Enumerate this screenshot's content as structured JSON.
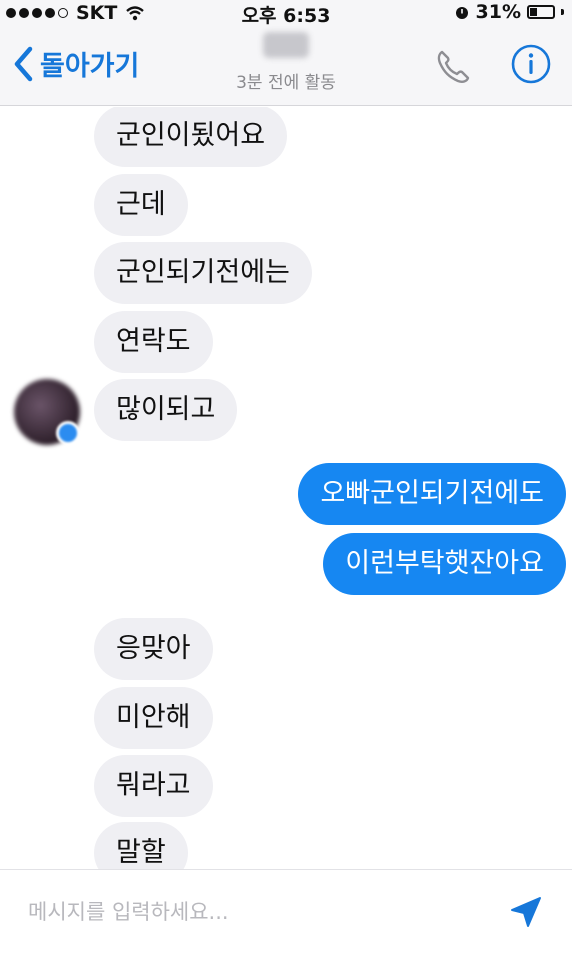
{
  "status_bar": {
    "carrier": "SKT",
    "time": "오후 6:53",
    "battery": "31%",
    "battery_level": 0.31,
    "signal_bars_filled": 4,
    "signal_bars_total": 5
  },
  "header": {
    "back_label": "돌아가기",
    "contact_status": "3분 전에 활동",
    "phone_icon": "phone-icon",
    "info_icon": "info-icon"
  },
  "messages": [
    {
      "side": "in",
      "text": "군인이됬어요"
    },
    {
      "side": "in",
      "text": "근데"
    },
    {
      "side": "in",
      "text": "군인되기전에는"
    },
    {
      "side": "in",
      "text": "연락도"
    },
    {
      "side": "in",
      "text": "많이되고"
    },
    {
      "side": "out",
      "text": "오빠군인되기전에도"
    },
    {
      "side": "out",
      "text": "이런부탁햇잔아요"
    },
    {
      "side": "in",
      "text": "응맞아"
    },
    {
      "side": "in",
      "text": "미안해"
    },
    {
      "side": "in",
      "text": "뭐라고"
    },
    {
      "side": "in",
      "text": "말할"
    }
  ],
  "composer": {
    "placeholder": "메시지를 입력하세요...",
    "send_icon": "send-icon"
  },
  "colors": {
    "accent": "#1677d9",
    "outgoing_bubble": "#1687f2",
    "incoming_bubble": "#efeff3"
  }
}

_ _ _ _

Transcribe the records above exactly, leaving out every picture.

Enumerate this screenshot's content as structured JSON.
{
  "status_bar": {
    "carrier": "SKT",
    "time": "오후 6:53",
    "battery": "31%",
    "battery_level": 0.31,
    "signal_bars_filled": 4,
    "signal_bars_total": 5
  },
  "header": {
    "back_label": "돌아가기",
    "contact_status": "3분 전에 활동",
    "phone_icon": "phone-icon",
    "info_icon": "info-icon"
  },
  "messages": [
    {
      "side": "in",
      "text": "군인이됬어요"
    },
    {
      "side": "in",
      "text": "근데"
    },
    {
      "side": "in",
      "text": "군인되기전에는"
    },
    {
      "side": "in",
      "text": "연락도"
    },
    {
      "side": "in",
      "text": "많이되고"
    },
    {
      "side": "out",
      "text": "오빠군인되기전에도"
    },
    {
      "side": "out",
      "text": "이런부탁햇잔아요"
    },
    {
      "side": "in",
      "text": "응맞아"
    },
    {
      "side": "in",
      "text": "미안해"
    },
    {
      "side": "in",
      "text": "뭐라고"
    },
    {
      "side": "in",
      "text": "말할"
    }
  ],
  "composer": {
    "placeholder": "메시지를 입력하세요...",
    "send_icon": "send-icon"
  },
  "colors": {
    "accent": "#1677d9",
    "outgoing_bubble": "#1687f2",
    "incoming_bubble": "#efeff3"
  }
}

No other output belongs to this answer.